Can you return every one of the rows below unchanged, character for character?

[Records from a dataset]
↓↓↓

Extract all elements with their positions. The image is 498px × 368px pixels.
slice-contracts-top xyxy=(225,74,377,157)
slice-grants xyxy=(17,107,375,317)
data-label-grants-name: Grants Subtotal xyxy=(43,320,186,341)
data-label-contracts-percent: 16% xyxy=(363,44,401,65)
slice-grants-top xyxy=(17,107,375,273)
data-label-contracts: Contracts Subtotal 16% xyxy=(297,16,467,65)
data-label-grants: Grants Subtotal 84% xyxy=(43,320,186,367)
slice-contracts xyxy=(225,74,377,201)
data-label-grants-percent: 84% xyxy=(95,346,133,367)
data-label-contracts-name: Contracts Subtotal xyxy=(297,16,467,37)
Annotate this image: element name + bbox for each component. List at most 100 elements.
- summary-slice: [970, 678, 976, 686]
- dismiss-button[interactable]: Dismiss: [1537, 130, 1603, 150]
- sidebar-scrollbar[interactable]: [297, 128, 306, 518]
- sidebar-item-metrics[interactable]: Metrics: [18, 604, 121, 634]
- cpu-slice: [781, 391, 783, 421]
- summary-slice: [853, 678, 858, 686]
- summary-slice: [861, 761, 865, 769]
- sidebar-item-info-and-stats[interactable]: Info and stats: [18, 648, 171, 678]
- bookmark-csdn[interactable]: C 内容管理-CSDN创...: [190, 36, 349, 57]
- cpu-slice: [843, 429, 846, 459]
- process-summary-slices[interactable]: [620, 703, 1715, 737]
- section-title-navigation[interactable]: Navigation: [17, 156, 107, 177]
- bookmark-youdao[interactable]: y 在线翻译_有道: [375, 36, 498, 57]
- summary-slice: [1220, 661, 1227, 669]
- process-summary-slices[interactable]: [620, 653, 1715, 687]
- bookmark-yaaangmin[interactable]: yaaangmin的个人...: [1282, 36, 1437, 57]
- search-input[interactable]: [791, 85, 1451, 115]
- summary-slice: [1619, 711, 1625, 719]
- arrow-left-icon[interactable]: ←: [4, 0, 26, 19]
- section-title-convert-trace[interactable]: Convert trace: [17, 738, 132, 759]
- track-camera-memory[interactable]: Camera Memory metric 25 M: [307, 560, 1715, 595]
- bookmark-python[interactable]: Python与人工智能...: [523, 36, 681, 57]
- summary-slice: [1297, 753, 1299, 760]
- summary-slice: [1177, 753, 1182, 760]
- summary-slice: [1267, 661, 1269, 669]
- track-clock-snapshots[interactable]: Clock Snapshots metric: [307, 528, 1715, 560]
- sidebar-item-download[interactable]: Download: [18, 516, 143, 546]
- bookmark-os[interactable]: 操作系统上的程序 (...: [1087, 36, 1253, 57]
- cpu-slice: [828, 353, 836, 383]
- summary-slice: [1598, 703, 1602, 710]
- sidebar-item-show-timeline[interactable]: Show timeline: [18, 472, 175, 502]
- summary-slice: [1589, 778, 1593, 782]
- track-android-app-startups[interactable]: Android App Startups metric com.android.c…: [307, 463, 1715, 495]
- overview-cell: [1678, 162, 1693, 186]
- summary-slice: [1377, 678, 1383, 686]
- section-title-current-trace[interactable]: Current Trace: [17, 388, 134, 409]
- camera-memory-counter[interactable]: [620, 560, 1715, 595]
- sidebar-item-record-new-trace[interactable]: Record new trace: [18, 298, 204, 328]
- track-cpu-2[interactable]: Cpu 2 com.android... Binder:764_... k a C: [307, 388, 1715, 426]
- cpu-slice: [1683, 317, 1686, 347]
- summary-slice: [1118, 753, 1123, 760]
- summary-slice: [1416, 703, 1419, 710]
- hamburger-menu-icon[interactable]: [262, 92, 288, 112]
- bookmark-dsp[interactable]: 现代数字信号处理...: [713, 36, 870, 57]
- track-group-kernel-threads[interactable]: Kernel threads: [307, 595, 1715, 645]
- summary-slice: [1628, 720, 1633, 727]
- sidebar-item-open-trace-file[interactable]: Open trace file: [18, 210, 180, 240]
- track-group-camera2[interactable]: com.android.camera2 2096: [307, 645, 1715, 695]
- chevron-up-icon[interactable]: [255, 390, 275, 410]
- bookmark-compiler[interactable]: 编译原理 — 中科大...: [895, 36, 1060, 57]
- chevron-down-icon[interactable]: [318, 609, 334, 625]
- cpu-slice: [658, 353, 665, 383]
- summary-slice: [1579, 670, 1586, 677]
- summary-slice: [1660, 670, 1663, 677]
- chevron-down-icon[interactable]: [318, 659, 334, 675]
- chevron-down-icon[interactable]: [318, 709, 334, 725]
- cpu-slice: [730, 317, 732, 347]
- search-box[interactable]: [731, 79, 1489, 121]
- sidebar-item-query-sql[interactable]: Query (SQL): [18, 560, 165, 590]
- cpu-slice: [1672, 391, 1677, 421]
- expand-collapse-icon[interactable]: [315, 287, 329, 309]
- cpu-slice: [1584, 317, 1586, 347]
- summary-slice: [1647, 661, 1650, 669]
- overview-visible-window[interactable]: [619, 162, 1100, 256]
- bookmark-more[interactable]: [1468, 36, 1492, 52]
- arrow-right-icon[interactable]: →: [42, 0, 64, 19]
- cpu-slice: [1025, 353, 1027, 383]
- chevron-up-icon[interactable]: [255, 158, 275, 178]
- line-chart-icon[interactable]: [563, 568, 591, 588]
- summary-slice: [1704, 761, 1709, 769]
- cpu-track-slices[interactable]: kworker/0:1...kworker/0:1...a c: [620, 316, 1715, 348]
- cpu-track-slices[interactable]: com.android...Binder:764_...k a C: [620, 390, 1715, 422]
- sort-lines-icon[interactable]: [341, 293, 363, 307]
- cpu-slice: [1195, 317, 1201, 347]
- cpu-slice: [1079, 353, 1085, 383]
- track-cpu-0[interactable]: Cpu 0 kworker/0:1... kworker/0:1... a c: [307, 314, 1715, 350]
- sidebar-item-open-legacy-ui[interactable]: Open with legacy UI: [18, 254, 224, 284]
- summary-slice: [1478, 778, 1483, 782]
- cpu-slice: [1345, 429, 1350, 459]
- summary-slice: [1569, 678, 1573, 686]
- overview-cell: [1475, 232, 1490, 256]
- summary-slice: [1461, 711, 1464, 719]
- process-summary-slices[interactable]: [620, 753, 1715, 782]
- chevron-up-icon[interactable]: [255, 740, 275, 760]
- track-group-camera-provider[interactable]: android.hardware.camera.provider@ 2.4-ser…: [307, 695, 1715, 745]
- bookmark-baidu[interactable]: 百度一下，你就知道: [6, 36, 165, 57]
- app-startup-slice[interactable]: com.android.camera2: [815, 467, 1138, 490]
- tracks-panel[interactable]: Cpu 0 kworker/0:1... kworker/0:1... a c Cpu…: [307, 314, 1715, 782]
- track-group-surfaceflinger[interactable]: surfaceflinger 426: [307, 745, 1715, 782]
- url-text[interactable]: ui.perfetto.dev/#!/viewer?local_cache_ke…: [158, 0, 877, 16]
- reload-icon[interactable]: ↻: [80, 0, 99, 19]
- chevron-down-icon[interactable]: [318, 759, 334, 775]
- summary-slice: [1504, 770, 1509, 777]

↑↑↑

Written answer
Extract all elements with their positions. The image is 498px × 368px pixels.
slice-contracts-top xyxy=(225,74,377,157)
slice-grants xyxy=(17,107,375,317)
data-label-grants-name: Grants Subtotal xyxy=(43,320,186,341)
data-label-contracts-percent: 16% xyxy=(363,44,401,65)
slice-grants-top xyxy=(17,107,375,273)
data-label-contracts: Contracts Subtotal 16% xyxy=(297,16,467,65)
data-label-grants: Grants Subtotal 84% xyxy=(43,320,186,367)
slice-contracts xyxy=(225,74,377,201)
data-label-grants-percent: 84% xyxy=(95,346,133,367)
data-label-contracts-name: Contracts Subtotal xyxy=(297,16,467,37)
Annotate this image: element name + bbox for each component. List at most 100 elements.
- summary-slice: [970, 678, 976, 686]
- dismiss-button[interactable]: Dismiss: [1537, 130, 1603, 150]
- sidebar-scrollbar[interactable]: [297, 128, 306, 518]
- sidebar-item-metrics[interactable]: Metrics: [18, 604, 121, 634]
- cpu-slice: [781, 391, 783, 421]
- summary-slice: [853, 678, 858, 686]
- summary-slice: [861, 761, 865, 769]
- sidebar-item-info-and-stats[interactable]: Info and stats: [18, 648, 171, 678]
- bookmark-csdn[interactable]: C 内容管理-CSDN创...: [190, 36, 349, 57]
- cpu-slice: [843, 429, 846, 459]
- process-summary-slices[interactable]: [620, 703, 1715, 737]
- section-title-navigation[interactable]: Navigation: [17, 156, 107, 177]
- bookmark-youdao[interactable]: y 在线翻译_有道: [375, 36, 498, 57]
- summary-slice: [1220, 661, 1227, 669]
- process-summary-slices[interactable]: [620, 653, 1715, 687]
- bookmark-yaaangmin[interactable]: yaaangmin的个人...: [1282, 36, 1437, 57]
- search-input[interactable]: [791, 85, 1451, 115]
- summary-slice: [1619, 711, 1625, 719]
- arrow-left-icon[interactable]: ←: [4, 0, 26, 19]
- section-title-convert-trace[interactable]: Convert trace: [17, 738, 132, 759]
- track-camera-memory[interactable]: Camera Memory metric 25 M: [307, 560, 1715, 595]
- bookmark-python[interactable]: Python与人工智能...: [523, 36, 681, 57]
- summary-slice: [1297, 753, 1299, 760]
- summary-slice: [1177, 753, 1182, 760]
- summary-slice: [1267, 661, 1269, 669]
- track-clock-snapshots[interactable]: Clock Snapshots metric: [307, 528, 1715, 560]
- sidebar-item-download[interactable]: Download: [18, 516, 143, 546]
- bookmark-os[interactable]: 操作系统上的程序 (...: [1087, 36, 1253, 57]
- cpu-slice: [828, 353, 836, 383]
- summary-slice: [1598, 703, 1602, 710]
- sidebar-item-show-timeline[interactable]: Show timeline: [18, 472, 175, 502]
- summary-slice: [1589, 778, 1593, 782]
- track-android-app-startups[interactable]: Android App Startups metric com.android.c…: [307, 463, 1715, 495]
- overview-cell: [1678, 162, 1693, 186]
- summary-slice: [1377, 678, 1383, 686]
- section-title-current-trace[interactable]: Current Trace: [17, 388, 134, 409]
- camera-memory-counter[interactable]: [620, 560, 1715, 595]
- sidebar-item-record-new-trace[interactable]: Record new trace: [18, 298, 204, 328]
- track-cpu-2[interactable]: Cpu 2 com.android... Binder:764_... k a C: [307, 388, 1715, 426]
- cpu-slice: [1683, 317, 1686, 347]
- summary-slice: [1118, 753, 1123, 760]
- summary-slice: [1416, 703, 1419, 710]
- hamburger-menu-icon[interactable]: [262, 92, 288, 112]
- bookmark-dsp[interactable]: 现代数字信号处理...: [713, 36, 870, 57]
- track-group-kernel-threads[interactable]: Kernel threads: [307, 595, 1715, 645]
- summary-slice: [1628, 720, 1633, 727]
- sidebar-item-open-trace-file[interactable]: Open trace file: [18, 210, 180, 240]
- track-group-camera2[interactable]: com.android.camera2 2096: [307, 645, 1715, 695]
- chevron-up-icon[interactable]: [255, 390, 275, 410]
- bookmark-compiler[interactable]: 编译原理 — 中科大...: [895, 36, 1060, 57]
- chevron-down-icon[interactable]: [318, 609, 334, 625]
- cpu-slice: [658, 353, 665, 383]
- summary-slice: [1579, 670, 1586, 677]
- summary-slice: [1660, 670, 1663, 677]
- chevron-down-icon[interactable]: [318, 659, 334, 675]
- chevron-down-icon[interactable]: [318, 709, 334, 725]
- cpu-slice: [730, 317, 732, 347]
- search-box[interactable]: [731, 79, 1489, 121]
- sidebar-item-query-sql[interactable]: Query (SQL): [18, 560, 165, 590]
- cpu-slice: [1672, 391, 1677, 421]
- expand-collapse-icon[interactable]: [315, 287, 329, 309]
- cpu-slice: [1584, 317, 1586, 347]
- summary-slice: [1647, 661, 1650, 669]
- overview-visible-window[interactable]: [619, 162, 1100, 256]
- bookmark-more[interactable]: [1468, 36, 1492, 52]
- arrow-right-icon[interactable]: →: [42, 0, 64, 19]
- cpu-slice: [1025, 353, 1027, 383]
- chevron-up-icon[interactable]: [255, 158, 275, 178]
- line-chart-icon[interactable]: [563, 568, 591, 588]
- summary-slice: [1704, 761, 1709, 769]
- cpu-track-slices[interactable]: kworker/0:1...kworker/0:1...a c: [620, 316, 1715, 348]
- cpu-track-slices[interactable]: com.android...Binder:764_...k a C: [620, 390, 1715, 422]
- sort-lines-icon[interactable]: [341, 293, 363, 307]
- cpu-slice: [1195, 317, 1201, 347]
- cpu-slice: [1079, 353, 1085, 383]
- track-cpu-0[interactable]: Cpu 0 kworker/0:1... kworker/0:1... a c: [307, 314, 1715, 350]
- sidebar-item-open-legacy-ui[interactable]: Open with legacy UI: [18, 254, 224, 284]
- summary-slice: [1478, 778, 1483, 782]
- cpu-slice: [1345, 429, 1350, 459]
- summary-slice: [1569, 678, 1573, 686]
- overview-cell: [1475, 232, 1490, 256]
- summary-slice: [1461, 711, 1464, 719]
- process-summary-slices[interactable]: [620, 753, 1715, 782]
- chevron-up-icon[interactable]: [255, 740, 275, 760]
- track-group-camera-provider[interactable]: android.hardware.camera.provider@ 2.4-ser…: [307, 695, 1715, 745]
- bookmark-baidu[interactable]: 百度一下，你就知道: [6, 36, 165, 57]
- app-startup-slice[interactable]: com.android.camera2: [815, 467, 1138, 490]
- tracks-panel[interactable]: Cpu 0 kworker/0:1... kworker/0:1... a c Cpu…: [307, 314, 1715, 782]
- track-group-surfaceflinger[interactable]: surfaceflinger 426: [307, 745, 1715, 782]
- url-text[interactable]: ui.perfetto.dev/#!/viewer?local_cache_ke…: [158, 0, 877, 16]
- reload-icon[interactable]: ↻: [80, 0, 99, 19]
- chevron-down-icon[interactable]: [318, 759, 334, 775]
- summary-slice: [1504, 770, 1509, 777]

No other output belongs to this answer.